Bloco de texto>
========
Reforma da Biblioteca Pública do Estado será concluída em dezembro

A Biblioteca Pública do Estado do Rio de Janeiro, na Avenida Presidente Vargas 1.261, no Centro, vai reaparecer novinha em folha dentro de poucos meses. A reforma completa do prédio deve terminar em dezembro. E ainda vai ganhar dois anexos: um prédio será o centro administrativo e o outro abrigará um auditório multiuso com capacidade para 200 pessoas, um restaurante panorâmico e uma biblioteca infantil.

A reforma, executada, em parceria com a Secretaria de Cultura, pela Empresa de Obras Públicas (Emop), órgão da Secretaria de Obras, num total de quase 13 mil metros quadrados de área construída, prepara a instituição para se tornar a matriz do projeto que tem a finalidade de transformar as tradicionais bibliotecas em espaços multiuso e atrair ainda mais o interesse da população para a leitura e a cultura em geral.

As obras dos anexos estão avançando, mas a recuperação do prédio principal praticamente tem cerca de 90% de serviços concluídos. O edifício manteve a fachada e a estrutura originais, inclusive a cúpula, que sempre foi a marca registrada do local, mas mudou completamente por dentro, ganhando novas divisões, com a construção de lajes e escadas, e novas instalações elétricas e hidráulicas.

- No momento, estamos construindo mobiliários especiais, como bancadas circulares, instalando sistemas de automação e fazendo os acabamentos finais - afirmou o gerente de obras da Emop, o engenheiro Henrique Velloso.

Orçadas em R$ 43 milhões, as obras estão sendo executadas dentro de normas de construção sustentável que a credenciam a se tornar a primeira da América Latina a ganhar o selo Ouro, a mais alta certificação concedida pelo sistema LEED (Leardership in Energy and Environmental Design), do Green Building Council Brasil (GBC), concedido a empreendimentos que apresentam alto desempenho ambiental e energético, em atendimento aos padrões internacionais. A reforma já alcançou a certificação Prata.

- Para conseguir a certificação, é necessária a adoção de um conjunto de soluções para a economia de recursos naturais, tanto na execução das obras em si, como o reaproveitamento de materiais de construção e de resíduos sólidos, quanto na operação do prédio depois de pronto - sintetizou o presidente da Emop, Ícaro Moreno Júnior.

As instalações elétricas preveem o uso de lâmpadas de baixo consumo. Também foram instalados modernos sistemas de ar-condicionado e de automação que economizam energia, assim como colocadas células fotovoltaicas para produção de energia solar, o que permitirá uma economia de 15% nos gastos energéticos de toda a biblioteca.

Os vidros, que substituem as antigas venezianas, são especificados para se ter menos troca de calor e maior eficiência energética no interior dos prédios e a criação de um teto verde tem a finalidade de minimizar o impacto dos raios solares. Também foram instalados sistemas de reuso de água e de reaproveitamento da água da chuva e todos os pisos usam madeiras certificadas, entre outros itens ecologicamente corretos que contam pontos para a certificação.

A acessibilidade em todo o complexo é garantida através de rampas e elevadores, que darão conforto e tranquilidade aos portadores de necessidades especiais e a idosos. Os usuários ainda contarão com uma área de circulação entre o prédio principal e os dois anexos, circundando um espelho d´água.
========
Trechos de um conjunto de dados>
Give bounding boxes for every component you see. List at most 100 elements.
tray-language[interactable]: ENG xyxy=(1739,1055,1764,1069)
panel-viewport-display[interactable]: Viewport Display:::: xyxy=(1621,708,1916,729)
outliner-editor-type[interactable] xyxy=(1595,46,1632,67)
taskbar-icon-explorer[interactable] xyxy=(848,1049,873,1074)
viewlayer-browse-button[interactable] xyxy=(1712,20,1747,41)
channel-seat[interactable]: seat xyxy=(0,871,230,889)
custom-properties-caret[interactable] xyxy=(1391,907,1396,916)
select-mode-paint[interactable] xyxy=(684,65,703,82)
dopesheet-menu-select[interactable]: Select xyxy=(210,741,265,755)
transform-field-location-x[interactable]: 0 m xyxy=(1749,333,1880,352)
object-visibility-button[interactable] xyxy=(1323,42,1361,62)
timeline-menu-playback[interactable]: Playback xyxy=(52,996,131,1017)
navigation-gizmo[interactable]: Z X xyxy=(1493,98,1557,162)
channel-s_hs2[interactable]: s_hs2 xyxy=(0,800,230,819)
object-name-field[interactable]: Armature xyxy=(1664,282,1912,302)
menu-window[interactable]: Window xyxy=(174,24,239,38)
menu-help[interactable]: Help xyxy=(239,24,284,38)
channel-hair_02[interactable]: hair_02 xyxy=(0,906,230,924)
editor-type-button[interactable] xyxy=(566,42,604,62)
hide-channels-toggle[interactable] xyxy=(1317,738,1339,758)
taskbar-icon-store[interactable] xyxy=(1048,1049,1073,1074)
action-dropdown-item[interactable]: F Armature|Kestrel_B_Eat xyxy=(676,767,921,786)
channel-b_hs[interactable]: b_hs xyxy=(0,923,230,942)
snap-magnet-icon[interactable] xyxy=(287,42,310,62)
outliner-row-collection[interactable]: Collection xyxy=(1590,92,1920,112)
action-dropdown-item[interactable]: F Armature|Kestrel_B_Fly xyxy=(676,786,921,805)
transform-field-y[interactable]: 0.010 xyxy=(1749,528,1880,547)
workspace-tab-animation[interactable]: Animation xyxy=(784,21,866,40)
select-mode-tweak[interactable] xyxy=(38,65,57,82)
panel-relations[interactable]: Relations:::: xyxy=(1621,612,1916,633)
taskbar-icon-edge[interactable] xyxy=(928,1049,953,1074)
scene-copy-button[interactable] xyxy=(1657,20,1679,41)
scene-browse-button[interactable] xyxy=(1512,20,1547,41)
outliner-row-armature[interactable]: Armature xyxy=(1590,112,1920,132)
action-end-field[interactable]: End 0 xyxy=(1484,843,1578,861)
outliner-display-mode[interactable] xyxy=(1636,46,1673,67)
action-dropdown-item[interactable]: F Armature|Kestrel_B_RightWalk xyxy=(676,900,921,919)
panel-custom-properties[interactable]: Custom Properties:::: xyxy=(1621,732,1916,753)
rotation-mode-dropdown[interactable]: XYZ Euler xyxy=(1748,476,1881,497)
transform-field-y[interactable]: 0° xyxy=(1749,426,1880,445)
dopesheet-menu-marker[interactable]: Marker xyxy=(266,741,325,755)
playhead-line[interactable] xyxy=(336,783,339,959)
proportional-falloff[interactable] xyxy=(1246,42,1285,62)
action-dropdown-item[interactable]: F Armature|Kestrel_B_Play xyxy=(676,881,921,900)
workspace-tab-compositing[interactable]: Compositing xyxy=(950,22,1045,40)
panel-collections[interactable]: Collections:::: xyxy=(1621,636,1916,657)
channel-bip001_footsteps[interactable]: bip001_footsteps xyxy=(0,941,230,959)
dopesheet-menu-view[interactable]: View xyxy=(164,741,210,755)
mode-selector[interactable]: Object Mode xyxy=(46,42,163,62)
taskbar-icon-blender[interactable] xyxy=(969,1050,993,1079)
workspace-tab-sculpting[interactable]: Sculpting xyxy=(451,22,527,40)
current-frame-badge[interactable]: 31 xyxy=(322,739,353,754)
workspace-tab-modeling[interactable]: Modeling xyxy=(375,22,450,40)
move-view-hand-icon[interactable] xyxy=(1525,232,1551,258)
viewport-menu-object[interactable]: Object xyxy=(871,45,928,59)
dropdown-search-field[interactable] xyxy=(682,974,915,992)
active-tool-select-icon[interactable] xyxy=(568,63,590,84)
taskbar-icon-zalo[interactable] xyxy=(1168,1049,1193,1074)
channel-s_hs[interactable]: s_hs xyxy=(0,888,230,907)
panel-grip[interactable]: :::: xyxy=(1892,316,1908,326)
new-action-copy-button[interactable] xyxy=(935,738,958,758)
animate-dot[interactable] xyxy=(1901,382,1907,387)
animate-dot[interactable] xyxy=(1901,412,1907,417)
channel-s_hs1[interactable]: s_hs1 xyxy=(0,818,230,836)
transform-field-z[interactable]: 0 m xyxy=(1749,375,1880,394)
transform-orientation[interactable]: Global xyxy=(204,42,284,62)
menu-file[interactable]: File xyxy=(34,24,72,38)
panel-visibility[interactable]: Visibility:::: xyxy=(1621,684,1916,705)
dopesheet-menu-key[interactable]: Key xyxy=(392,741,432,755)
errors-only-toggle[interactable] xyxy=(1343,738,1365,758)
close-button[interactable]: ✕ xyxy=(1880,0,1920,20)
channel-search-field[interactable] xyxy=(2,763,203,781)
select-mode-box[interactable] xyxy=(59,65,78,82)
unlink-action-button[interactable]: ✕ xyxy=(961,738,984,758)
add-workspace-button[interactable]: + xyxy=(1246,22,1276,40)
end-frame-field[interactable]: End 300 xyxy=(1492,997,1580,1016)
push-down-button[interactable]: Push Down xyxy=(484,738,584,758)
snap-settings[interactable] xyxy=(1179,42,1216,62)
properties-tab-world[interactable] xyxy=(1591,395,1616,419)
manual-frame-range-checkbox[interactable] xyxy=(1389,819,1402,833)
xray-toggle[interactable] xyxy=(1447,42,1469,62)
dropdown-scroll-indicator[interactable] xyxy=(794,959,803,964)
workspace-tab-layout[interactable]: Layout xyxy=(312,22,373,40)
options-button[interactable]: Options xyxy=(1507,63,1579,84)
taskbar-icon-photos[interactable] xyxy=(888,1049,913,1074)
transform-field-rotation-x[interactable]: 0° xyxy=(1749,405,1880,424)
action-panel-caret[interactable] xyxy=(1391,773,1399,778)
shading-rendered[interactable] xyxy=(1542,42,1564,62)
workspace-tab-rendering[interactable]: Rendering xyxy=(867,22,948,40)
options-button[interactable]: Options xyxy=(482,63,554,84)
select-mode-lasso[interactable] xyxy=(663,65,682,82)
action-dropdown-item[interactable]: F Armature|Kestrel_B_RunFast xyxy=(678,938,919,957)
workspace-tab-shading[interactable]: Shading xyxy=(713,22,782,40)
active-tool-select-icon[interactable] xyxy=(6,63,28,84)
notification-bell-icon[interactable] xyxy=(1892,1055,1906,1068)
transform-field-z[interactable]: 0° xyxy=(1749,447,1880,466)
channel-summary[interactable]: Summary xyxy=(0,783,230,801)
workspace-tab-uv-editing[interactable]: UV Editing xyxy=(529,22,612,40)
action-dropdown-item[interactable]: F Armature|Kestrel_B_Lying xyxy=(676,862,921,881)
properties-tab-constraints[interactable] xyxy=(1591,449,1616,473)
========
Copie, sem mudar nada, o trecho do texto sobre a reforma da Biblioteca Pública do Estado que vai de "As obras dos" até "engenheiro Henrique Velloso.", incluindo essas palavras.

Resposta da tarefa>
As obras dos anexos estão avançando, mas a recuperação do prédio principal praticamente tem cerca de 90% de serviços concluídos. O edifício manteve a fachada e a estrutura originais, inclusive a cúpula, que sempre foi a marca registrada do local, mas mudou completamente por dentro, ganhando novas divisões, com a construção de lajes e escadas, e novas instalações elétricas e hidráulicas.

- No momento, estamos construindo mobiliários especiais, como bancadas circulares, instalando sistemas de automação e fazendo os acabamentos finais - afirmou o gerente de obras da Emop, o engenheiro Henrique Velloso.